--- START ---

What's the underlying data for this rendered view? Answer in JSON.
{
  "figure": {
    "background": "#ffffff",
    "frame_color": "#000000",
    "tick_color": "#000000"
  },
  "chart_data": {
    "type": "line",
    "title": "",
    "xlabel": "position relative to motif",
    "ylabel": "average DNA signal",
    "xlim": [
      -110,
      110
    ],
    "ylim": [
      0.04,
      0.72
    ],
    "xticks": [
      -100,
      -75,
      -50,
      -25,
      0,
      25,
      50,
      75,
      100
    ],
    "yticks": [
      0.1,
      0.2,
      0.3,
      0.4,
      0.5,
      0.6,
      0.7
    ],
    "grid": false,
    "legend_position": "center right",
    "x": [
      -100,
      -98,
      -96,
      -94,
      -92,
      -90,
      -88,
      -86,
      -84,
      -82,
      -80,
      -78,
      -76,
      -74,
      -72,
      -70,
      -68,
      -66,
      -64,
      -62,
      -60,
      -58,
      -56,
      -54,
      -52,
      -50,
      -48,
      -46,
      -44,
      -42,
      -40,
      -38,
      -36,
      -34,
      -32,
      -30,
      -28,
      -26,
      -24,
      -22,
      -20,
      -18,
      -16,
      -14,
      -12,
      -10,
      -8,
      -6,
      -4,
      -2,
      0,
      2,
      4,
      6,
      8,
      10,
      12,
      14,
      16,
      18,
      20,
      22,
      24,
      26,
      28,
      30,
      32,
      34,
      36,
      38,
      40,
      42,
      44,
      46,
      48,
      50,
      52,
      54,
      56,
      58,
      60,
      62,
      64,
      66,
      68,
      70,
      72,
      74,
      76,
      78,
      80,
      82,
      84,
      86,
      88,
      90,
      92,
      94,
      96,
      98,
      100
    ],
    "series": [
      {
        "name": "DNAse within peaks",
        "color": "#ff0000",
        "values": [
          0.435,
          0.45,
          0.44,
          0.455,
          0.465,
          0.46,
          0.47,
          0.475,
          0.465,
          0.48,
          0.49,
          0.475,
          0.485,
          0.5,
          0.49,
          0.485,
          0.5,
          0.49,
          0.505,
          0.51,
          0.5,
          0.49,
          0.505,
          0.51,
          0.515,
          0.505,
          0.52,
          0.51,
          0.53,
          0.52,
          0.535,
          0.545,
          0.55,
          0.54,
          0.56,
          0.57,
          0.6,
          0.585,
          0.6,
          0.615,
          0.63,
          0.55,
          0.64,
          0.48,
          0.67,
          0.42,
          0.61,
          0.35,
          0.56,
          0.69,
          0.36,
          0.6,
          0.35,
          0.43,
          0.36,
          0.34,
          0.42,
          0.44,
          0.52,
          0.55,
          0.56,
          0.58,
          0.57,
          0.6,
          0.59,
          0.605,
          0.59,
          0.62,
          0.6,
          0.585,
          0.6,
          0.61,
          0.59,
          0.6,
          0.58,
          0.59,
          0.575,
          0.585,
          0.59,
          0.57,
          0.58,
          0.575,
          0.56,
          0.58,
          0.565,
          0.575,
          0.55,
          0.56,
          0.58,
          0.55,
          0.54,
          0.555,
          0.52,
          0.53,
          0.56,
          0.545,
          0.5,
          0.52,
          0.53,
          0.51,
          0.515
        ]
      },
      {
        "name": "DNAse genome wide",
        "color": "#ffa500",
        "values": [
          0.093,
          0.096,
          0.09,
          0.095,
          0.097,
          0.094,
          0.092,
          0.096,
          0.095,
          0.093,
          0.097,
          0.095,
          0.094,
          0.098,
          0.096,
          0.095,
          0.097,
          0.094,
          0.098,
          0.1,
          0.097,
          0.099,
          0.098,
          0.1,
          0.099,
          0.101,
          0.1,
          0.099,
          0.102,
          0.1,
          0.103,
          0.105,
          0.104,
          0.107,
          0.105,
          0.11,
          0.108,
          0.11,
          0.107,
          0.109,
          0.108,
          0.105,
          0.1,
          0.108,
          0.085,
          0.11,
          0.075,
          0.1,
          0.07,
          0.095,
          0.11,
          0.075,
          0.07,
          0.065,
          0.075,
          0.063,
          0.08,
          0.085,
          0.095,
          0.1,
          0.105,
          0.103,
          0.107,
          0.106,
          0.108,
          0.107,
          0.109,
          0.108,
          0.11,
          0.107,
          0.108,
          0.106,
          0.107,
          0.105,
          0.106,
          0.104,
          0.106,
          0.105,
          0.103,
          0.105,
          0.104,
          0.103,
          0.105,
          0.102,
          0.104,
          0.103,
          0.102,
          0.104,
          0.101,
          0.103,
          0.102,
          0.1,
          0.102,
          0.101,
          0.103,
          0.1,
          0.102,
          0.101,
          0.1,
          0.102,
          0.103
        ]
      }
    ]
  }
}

--- END ---

**TASK DIRECTIONS**
Exactly as they appear above, transcribe the records in full.

**RESULT**
What's the underlying data for this rendered view? Answer in JSON.
{
  "figure": {
    "background": "#ffffff",
    "frame_color": "#000000",
    "tick_color": "#000000"
  },
  "chart_data": {
    "type": "line",
    "title": "",
    "xlabel": "position relative to motif",
    "ylabel": "average DNA signal",
    "xlim": [
      -110,
      110
    ],
    "ylim": [
      0.04,
      0.72
    ],
    "xticks": [
      -100,
      -75,
      -50,
      -25,
      0,
      25,
      50,
      75,
      100
    ],
    "yticks": [
      0.1,
      0.2,
      0.3,
      0.4,
      0.5,
      0.6,
      0.7
    ],
    "grid": false,
    "legend_position": "center right",
    "x": [
      -100,
      -98,
      -96,
      -94,
      -92,
      -90,
      -88,
      -86,
      -84,
      -82,
      -80,
      -78,
      -76,
      -74,
      -72,
      -70,
      -68,
      -66,
      -64,
      -62,
      -60,
      -58,
      -56,
      -54,
      -52,
      -50,
      -48,
      -46,
      -44,
      -42,
      -40,
      -38,
      -36,
      -34,
      -32,
      -30,
      -28,
      -26,
      -24,
      -22,
      -20,
      -18,
      -16,
      -14,
      -12,
      -10,
      -8,
      -6,
      -4,
      -2,
      0,
      2,
      4,
      6,
      8,
      10,
      12,
      14,
      16,
      18,
      20,
      22,
      24,
      26,
      28,
      30,
      32,
      34,
      36,
      38,
      40,
      42,
      44,
      46,
      48,
      50,
      52,
      54,
      56,
      58,
      60,
      62,
      64,
      66,
      68,
      70,
      72,
      74,
      76,
      78,
      80,
      82,
      84,
      86,
      88,
      90,
      92,
      94,
      96,
      98,
      100
    ],
    "series": [
      {
        "name": "DNAse within peaks",
        "color": "#ff0000",
        "values": [
          0.435,
          0.45,
          0.44,
          0.455,
          0.465,
          0.46,
          0.47,
          0.475,
          0.465,
          0.48,
          0.49,
          0.475,
          0.485,
          0.5,
          0.49,
          0.485,
          0.5,
          0.49,
          0.505,
          0.51,
          0.5,
          0.49,
          0.505,
          0.51,
          0.515,
          0.505,
          0.52,
          0.51,
          0.53,
          0.52,
          0.535,
          0.545,
          0.55,
          0.54,
          0.56,
          0.57,
          0.6,
          0.585,
          0.6,
          0.615,
          0.63,
          0.55,
          0.64,
          0.48,
          0.67,
          0.42,
          0.61,
          0.35,
          0.56,
          0.69,
          0.36,
          0.6,
          0.35,
          0.43,
          0.36,
          0.34,
          0.42,
          0.44,
          0.52,
          0.55,
          0.56,
          0.58,
          0.57,
          0.6,
          0.59,
          0.605,
          0.59,
          0.62,
          0.6,
          0.585,
          0.6,
          0.61,
          0.59,
          0.6,
          0.58,
          0.59,
          0.575,
          0.585,
          0.59,
          0.57,
          0.58,
          0.575,
          0.56,
          0.58,
          0.565,
          0.575,
          0.55,
          0.56,
          0.58,
          0.55,
          0.54,
          0.555,
          0.52,
          0.53,
          0.56,
          0.545,
          0.5,
          0.52,
          0.53,
          0.51,
          0.515
        ]
      },
      {
        "name": "DNAse genome wide",
        "color": "#ffa500",
        "values": [
          0.093,
          0.096,
          0.09,
          0.095,
          0.097,
          0.094,
          0.092,
          0.096,
          0.095,
          0.093,
          0.097,
          0.095,
          0.094,
          0.098,
          0.096,
          0.095,
          0.097,
          0.094,
          0.098,
          0.1,
          0.097,
          0.099,
          0.098,
          0.1,
          0.099,
          0.101,
          0.1,
          0.099,
          0.102,
          0.1,
          0.103,
          0.105,
          0.104,
          0.107,
          0.105,
          0.11,
          0.108,
          0.11,
          0.107,
          0.109,
          0.108,
          0.105,
          0.1,
          0.108,
          0.085,
          0.11,
          0.075,
          0.1,
          0.07,
          0.095,
          0.11,
          0.075,
          0.07,
          0.065,
          0.075,
          0.063,
          0.08,
          0.085,
          0.095,
          0.1,
          0.105,
          0.103,
          0.107,
          0.106,
          0.108,
          0.107,
          0.109,
          0.108,
          0.11,
          0.107,
          0.108,
          0.106,
          0.107,
          0.105,
          0.106,
          0.104,
          0.106,
          0.105,
          0.103,
          0.105,
          0.104,
          0.103,
          0.105,
          0.102,
          0.104,
          0.103,
          0.102,
          0.104,
          0.101,
          0.103,
          0.102,
          0.1,
          0.102,
          0.101,
          0.103,
          0.1,
          0.102,
          0.101,
          0.1,
          0.102,
          0.103
        ]
      }
    ]
  }
}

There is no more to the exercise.